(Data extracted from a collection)

━━━━━━━━

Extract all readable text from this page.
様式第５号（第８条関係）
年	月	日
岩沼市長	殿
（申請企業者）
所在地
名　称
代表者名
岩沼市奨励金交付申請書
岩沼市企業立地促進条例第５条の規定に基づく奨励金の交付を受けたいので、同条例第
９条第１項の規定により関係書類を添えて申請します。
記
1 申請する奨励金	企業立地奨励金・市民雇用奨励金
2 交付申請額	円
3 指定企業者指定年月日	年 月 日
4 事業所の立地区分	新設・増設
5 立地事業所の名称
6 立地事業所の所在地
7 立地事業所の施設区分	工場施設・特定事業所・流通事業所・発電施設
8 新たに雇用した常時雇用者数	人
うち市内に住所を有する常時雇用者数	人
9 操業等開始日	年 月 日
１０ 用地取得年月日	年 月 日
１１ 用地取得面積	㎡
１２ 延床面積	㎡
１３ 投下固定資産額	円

━━━━━━━━

→ **Required work**: Copy out the full material exactly as it appears.

→ **Solution for this exercise**:
Extract all readable text from this page.
様式第５号（第８条関係）
年	月	日
岩沼市長	殿
（申請企業者）
所在地
名　称
代表者名
岩沼市奨励金交付申請書
岩沼市企業立地促進条例第５条の規定に基づく奨励金の交付を受けたいので、同条例第
９条第１項の規定により関係書類を添えて申請します。
記
1 申請する奨励金	企業立地奨励金・市民雇用奨励金
2 交付申請額	円
3 指定企業者指定年月日	年 月 日
4 事業所の立地区分	新設・増設
5 立地事業所の名称
6 立地事業所の所在地
7 立地事業所の施設区分	工場施設・特定事業所・流通事業所・発電施設
8 新たに雇用した常時雇用者数	人
うち市内に住所を有する常時雇用者数	人
9 操業等開始日	年 月 日
１０ 用地取得年月日	年 月 日
１１ 用地取得面積	㎡
１２ 延床面積	㎡
１３ 投下固定資産額	円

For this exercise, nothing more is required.